### Written request
Count how many lines include "МБОУДО" and answer with that number only.

BEGIN Extracted information

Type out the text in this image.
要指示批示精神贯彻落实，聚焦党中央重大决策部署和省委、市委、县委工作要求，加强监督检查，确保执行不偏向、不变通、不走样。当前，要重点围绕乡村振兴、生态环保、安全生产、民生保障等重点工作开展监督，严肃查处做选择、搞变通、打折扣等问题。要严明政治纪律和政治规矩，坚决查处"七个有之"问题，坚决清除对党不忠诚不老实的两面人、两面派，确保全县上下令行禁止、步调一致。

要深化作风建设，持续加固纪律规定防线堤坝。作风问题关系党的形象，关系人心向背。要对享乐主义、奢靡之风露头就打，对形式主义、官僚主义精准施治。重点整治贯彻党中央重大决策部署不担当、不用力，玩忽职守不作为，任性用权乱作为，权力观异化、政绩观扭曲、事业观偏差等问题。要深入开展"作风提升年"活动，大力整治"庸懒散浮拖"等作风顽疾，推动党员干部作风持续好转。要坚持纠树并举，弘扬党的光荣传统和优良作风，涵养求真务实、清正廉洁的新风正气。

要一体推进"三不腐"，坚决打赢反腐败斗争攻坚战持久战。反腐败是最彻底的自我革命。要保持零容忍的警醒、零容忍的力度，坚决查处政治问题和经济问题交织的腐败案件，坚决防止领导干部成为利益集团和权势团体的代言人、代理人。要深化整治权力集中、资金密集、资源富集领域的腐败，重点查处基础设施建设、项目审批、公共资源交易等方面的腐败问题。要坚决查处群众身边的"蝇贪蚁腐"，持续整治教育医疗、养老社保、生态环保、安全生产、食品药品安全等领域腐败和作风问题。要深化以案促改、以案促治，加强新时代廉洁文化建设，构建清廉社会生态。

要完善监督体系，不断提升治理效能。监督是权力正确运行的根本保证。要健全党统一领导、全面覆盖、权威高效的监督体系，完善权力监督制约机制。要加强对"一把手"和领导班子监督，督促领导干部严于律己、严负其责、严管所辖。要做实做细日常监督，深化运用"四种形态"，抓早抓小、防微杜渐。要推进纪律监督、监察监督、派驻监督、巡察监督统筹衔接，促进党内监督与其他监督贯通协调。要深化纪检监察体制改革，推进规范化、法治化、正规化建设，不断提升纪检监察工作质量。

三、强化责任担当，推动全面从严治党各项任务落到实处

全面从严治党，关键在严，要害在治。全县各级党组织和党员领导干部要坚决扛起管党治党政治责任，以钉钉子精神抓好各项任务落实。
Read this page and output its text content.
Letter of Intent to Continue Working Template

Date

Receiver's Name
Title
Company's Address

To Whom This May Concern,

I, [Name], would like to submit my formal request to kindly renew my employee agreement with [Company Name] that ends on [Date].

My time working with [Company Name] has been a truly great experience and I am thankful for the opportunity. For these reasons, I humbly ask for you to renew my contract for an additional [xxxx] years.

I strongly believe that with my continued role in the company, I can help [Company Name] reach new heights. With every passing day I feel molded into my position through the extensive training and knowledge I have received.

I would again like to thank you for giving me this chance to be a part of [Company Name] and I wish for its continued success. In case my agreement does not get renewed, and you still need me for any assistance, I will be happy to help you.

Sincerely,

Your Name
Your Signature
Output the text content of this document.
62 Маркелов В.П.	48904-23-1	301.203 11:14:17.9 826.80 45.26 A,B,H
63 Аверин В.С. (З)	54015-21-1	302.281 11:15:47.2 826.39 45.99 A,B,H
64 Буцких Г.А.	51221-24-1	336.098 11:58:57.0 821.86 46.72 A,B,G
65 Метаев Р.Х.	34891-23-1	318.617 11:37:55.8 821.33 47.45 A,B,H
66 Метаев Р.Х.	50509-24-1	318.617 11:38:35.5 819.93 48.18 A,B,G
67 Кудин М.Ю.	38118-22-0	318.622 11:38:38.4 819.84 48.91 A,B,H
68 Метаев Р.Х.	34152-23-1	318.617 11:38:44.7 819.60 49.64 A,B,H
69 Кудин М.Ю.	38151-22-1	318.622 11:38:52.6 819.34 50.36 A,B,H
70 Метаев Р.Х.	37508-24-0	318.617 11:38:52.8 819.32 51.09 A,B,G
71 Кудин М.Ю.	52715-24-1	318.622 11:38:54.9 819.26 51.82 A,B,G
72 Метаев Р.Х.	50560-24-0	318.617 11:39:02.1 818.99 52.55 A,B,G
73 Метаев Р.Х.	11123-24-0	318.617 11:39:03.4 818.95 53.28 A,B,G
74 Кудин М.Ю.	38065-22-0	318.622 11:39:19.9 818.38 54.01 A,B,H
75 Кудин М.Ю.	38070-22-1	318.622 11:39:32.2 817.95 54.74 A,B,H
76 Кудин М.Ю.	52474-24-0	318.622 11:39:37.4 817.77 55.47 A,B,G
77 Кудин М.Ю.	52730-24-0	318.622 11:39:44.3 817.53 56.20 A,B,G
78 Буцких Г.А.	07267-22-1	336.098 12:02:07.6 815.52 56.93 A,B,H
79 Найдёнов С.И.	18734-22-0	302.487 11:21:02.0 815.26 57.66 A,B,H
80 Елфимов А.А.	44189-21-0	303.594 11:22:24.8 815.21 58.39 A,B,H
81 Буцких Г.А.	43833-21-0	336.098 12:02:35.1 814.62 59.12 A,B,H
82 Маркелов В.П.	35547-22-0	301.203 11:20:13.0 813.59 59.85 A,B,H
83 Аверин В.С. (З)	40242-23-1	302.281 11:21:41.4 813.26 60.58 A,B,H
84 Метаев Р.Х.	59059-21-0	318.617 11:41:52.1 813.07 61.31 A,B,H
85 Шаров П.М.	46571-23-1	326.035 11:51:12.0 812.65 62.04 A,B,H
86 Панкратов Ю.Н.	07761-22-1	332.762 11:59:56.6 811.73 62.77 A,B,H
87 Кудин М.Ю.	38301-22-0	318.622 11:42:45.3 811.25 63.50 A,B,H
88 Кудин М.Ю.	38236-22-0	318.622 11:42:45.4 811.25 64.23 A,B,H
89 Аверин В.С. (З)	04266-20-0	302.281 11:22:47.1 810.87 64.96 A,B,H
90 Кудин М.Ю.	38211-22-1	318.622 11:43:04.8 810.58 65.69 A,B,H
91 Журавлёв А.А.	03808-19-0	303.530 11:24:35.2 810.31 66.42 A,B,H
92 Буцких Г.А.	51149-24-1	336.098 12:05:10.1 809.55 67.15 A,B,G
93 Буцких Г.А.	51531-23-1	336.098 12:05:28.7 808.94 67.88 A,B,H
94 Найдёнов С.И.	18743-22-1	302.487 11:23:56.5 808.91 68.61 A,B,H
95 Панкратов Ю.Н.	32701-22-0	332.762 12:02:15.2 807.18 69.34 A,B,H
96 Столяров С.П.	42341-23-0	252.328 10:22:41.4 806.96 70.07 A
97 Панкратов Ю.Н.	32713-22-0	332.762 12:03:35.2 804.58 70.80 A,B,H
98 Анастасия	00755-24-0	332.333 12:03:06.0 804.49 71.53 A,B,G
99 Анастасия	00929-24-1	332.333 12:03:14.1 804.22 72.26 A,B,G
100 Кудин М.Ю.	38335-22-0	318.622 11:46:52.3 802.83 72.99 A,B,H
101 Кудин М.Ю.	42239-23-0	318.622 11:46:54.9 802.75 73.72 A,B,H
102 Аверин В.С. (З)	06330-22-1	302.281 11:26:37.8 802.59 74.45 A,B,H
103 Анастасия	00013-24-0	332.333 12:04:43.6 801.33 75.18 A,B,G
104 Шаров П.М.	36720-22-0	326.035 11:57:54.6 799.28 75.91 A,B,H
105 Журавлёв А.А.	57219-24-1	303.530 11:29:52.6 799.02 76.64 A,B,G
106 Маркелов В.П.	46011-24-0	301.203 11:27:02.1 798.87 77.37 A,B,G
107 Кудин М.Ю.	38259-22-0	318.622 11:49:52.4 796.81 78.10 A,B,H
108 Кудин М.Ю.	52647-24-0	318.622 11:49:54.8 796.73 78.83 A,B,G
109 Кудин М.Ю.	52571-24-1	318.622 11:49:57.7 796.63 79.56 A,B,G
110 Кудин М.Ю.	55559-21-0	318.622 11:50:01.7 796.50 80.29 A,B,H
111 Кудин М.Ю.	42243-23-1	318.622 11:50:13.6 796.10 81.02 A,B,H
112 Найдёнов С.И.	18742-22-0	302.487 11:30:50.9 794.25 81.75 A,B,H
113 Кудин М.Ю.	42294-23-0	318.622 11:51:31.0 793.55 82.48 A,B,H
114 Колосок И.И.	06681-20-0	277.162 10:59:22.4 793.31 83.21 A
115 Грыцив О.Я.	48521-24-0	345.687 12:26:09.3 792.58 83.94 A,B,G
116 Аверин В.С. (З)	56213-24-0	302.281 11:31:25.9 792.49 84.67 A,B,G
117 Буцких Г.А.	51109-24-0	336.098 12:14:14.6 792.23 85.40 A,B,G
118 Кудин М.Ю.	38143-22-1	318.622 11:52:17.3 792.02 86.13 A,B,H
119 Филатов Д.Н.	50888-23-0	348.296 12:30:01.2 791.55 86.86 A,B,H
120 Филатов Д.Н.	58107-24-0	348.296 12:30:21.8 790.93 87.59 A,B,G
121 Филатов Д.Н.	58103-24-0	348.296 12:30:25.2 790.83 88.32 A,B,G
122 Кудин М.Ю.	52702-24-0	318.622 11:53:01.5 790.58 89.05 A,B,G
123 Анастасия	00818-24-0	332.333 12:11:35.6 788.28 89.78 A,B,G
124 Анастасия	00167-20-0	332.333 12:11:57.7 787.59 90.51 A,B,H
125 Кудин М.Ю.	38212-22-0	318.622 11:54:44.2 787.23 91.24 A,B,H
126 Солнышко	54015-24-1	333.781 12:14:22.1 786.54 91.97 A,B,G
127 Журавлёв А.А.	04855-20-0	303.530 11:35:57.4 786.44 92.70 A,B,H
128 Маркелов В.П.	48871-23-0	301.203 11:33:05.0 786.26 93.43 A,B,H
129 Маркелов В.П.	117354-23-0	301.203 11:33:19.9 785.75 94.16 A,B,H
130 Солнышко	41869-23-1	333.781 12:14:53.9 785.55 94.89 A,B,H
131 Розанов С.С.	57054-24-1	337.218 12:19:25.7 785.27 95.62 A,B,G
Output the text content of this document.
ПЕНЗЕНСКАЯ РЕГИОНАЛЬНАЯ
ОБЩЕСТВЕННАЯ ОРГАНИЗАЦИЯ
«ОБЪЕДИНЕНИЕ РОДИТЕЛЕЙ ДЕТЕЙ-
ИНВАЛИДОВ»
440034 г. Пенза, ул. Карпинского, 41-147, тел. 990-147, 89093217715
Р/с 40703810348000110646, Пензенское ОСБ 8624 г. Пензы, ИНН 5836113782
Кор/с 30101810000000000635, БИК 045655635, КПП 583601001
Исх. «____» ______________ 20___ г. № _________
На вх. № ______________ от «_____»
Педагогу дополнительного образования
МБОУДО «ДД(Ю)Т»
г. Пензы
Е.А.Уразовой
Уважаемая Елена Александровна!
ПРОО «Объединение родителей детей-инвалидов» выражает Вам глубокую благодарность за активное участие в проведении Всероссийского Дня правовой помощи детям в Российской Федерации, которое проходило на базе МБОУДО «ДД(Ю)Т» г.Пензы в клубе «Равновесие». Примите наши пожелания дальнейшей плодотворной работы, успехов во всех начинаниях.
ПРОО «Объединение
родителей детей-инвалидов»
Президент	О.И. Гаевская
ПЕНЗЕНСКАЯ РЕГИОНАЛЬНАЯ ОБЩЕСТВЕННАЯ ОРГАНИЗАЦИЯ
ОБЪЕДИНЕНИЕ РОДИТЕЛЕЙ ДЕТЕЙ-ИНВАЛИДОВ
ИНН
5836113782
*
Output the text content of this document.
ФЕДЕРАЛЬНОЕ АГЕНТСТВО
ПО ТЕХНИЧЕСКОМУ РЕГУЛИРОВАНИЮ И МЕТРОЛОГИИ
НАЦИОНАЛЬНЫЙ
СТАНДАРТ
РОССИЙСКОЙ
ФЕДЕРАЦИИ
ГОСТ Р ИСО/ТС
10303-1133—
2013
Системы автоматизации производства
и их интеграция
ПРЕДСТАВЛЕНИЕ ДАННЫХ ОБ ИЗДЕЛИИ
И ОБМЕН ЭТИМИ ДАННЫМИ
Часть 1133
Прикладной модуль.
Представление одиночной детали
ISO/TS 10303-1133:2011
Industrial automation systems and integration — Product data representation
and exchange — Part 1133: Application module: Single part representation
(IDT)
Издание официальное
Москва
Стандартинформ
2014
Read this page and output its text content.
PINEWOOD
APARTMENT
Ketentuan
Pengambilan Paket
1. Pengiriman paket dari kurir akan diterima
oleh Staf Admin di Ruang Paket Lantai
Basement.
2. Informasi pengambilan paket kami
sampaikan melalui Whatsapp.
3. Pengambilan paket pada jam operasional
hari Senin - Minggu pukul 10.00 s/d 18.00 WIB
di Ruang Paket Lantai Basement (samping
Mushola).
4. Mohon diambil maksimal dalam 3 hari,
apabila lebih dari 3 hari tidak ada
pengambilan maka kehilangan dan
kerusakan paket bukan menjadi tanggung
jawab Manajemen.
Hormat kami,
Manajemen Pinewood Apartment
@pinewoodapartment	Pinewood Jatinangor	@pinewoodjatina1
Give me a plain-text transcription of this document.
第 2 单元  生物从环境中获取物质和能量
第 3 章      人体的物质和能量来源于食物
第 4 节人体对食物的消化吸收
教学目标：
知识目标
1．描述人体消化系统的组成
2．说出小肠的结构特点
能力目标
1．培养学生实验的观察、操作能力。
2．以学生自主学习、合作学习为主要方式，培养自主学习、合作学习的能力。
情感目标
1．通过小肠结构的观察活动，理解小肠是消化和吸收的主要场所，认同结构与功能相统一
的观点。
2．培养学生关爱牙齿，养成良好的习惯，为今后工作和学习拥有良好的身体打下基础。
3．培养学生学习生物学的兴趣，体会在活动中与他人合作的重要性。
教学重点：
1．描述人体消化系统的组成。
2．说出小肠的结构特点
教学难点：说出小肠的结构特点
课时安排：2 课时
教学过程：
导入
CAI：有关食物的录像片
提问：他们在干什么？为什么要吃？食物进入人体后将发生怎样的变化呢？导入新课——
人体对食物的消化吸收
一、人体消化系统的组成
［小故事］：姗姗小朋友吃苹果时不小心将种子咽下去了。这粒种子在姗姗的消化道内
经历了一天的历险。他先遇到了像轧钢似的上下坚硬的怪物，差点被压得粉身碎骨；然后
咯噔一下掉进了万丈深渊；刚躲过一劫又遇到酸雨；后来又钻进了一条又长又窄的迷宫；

END Extracted information

### Solution to this task
2